Written instruction
Reproduce every one of the following entries word for word, keeping each line unchanged.

Data records
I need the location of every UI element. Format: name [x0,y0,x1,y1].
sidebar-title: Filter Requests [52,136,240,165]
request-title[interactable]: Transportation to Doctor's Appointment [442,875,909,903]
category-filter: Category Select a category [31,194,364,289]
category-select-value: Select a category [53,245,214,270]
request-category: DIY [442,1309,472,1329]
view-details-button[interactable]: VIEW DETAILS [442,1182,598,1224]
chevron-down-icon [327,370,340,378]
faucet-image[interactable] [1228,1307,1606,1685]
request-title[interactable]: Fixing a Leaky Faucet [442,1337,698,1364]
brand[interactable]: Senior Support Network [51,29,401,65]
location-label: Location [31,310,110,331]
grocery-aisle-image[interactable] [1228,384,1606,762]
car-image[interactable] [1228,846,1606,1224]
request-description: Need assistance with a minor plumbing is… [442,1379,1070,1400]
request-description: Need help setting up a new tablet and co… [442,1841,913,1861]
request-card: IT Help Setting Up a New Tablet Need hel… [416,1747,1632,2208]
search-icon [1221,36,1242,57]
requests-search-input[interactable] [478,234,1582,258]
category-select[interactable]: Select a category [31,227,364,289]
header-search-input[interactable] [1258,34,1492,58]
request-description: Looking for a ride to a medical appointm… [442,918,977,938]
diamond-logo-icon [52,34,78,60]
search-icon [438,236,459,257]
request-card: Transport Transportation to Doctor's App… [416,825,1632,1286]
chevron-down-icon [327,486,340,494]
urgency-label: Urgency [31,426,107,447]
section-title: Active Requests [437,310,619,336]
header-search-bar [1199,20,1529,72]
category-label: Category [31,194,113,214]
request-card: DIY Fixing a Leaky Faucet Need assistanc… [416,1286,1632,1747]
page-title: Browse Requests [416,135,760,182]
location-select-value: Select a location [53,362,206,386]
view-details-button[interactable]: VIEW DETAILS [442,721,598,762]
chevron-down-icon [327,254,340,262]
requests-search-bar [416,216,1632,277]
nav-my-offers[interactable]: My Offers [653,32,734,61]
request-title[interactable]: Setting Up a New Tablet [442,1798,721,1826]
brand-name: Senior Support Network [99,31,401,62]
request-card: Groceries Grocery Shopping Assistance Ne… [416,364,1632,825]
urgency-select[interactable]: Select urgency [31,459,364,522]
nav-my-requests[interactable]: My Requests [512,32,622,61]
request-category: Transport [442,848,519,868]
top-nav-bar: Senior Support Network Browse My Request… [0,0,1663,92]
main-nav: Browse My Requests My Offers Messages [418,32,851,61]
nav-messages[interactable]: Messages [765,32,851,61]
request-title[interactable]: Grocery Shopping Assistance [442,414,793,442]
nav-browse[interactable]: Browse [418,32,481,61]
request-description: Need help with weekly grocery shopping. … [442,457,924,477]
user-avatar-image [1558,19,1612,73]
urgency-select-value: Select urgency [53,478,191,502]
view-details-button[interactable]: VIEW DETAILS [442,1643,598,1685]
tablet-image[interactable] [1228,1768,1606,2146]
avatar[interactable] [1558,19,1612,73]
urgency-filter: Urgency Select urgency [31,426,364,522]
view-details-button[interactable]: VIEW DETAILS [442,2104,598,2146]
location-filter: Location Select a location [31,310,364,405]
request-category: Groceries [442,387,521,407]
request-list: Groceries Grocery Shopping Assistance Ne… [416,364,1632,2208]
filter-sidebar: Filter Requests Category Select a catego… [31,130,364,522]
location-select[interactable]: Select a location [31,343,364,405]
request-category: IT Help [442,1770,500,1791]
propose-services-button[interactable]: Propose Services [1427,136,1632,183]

Output of the exercise
I need the location of every UI element. Format: name [x0,y0,x1,y1].
sidebar-title: Filter Requests [52,136,240,165]
request-title[interactable]: Transportation to Doctor's Appointment [442,875,909,903]
category-filter: Category Select a category [31,194,364,289]
category-select-value: Select a category [53,245,214,270]
request-category: DIY [442,1309,472,1329]
view-details-button[interactable]: VIEW DETAILS [442,1182,598,1224]
chevron-down-icon [327,370,340,378]
faucet-image[interactable] [1228,1307,1606,1685]
request-title[interactable]: Fixing a Leaky Faucet [442,1337,698,1364]
brand[interactable]: Senior Support Network [51,29,401,65]
location-label: Location [31,310,110,331]
grocery-aisle-image[interactable] [1228,384,1606,762]
car-image[interactable] [1228,846,1606,1224]
request-description: Need assistance with a minor plumbing is… [442,1379,1070,1400]
request-description: Need help setting up a new tablet and co… [442,1841,913,1861]
request-card: IT Help Setting Up a New Tablet Need hel… [416,1747,1632,2208]
search-icon [1221,36,1242,57]
requests-search-input[interactable] [478,234,1582,258]
category-select[interactable]: Select a category [31,227,364,289]
header-search-input[interactable] [1258,34,1492,58]
request-description: Looking for a ride to a medical appointm… [442,918,977,938]
diamond-logo-icon [52,34,78,60]
search-icon [438,236,459,257]
request-card: Transport Transportation to Doctor's App… [416,825,1632,1286]
chevron-down-icon [327,486,340,494]
urgency-label: Urgency [31,426,107,447]
section-title: Active Requests [437,310,619,336]
header-search-bar [1199,20,1529,72]
category-label: Category [31,194,113,214]
request-card: DIY Fixing a Leaky Faucet Need assistanc… [416,1286,1632,1747]
page-title: Browse Requests [416,135,760,182]
location-select-value: Select a location [53,362,206,386]
view-details-button[interactable]: VIEW DETAILS [442,721,598,762]
chevron-down-icon [327,254,340,262]
requests-search-bar [416,216,1632,277]
nav-my-offers[interactable]: My Offers [653,32,734,61]
request-title[interactable]: Setting Up a New Tablet [442,1798,721,1826]
brand-name: Senior Support Network [99,31,401,62]
request-card: Groceries Grocery Shopping Assistance Ne… [416,364,1632,825]
urgency-select[interactable]: Select urgency [31,459,364,522]
nav-my-requests[interactable]: My Requests [512,32,622,61]
request-category: Transport [442,848,519,868]
top-nav-bar: Senior Support Network Browse My Request… [0,0,1663,92]
main-nav: Browse My Requests My Offers Messages [418,32,851,61]
nav-messages[interactable]: Messages [765,32,851,61]
request-title[interactable]: Grocery Shopping Assistance [442,414,793,442]
nav-browse[interactable]: Browse [418,32,481,61]
request-description: Need help with weekly grocery shopping. … [442,457,924,477]
user-avatar-image [1558,19,1612,73]
urgency-select-value: Select urgency [53,478,191,502]
view-details-button[interactable]: VIEW DETAILS [442,1643,598,1685]
tablet-image[interactable] [1228,1768,1606,2146]
avatar[interactable] [1558,19,1612,73]
urgency-filter: Urgency Select urgency [31,426,364,522]
view-details-button[interactable]: VIEW DETAILS [442,2104,598,2146]
location-filter: Location Select a location [31,310,364,405]
request-category: Groceries [442,387,521,407]
request-list: Groceries Grocery Shopping Assistance Ne… [416,364,1632,2208]
filter-sidebar: Filter Requests Category Select a catego… [31,130,364,522]
location-select[interactable]: Select a location [31,343,364,405]
request-category: IT Help [442,1770,500,1791]
propose-services-button[interactable]: Propose Services [1427,136,1632,183]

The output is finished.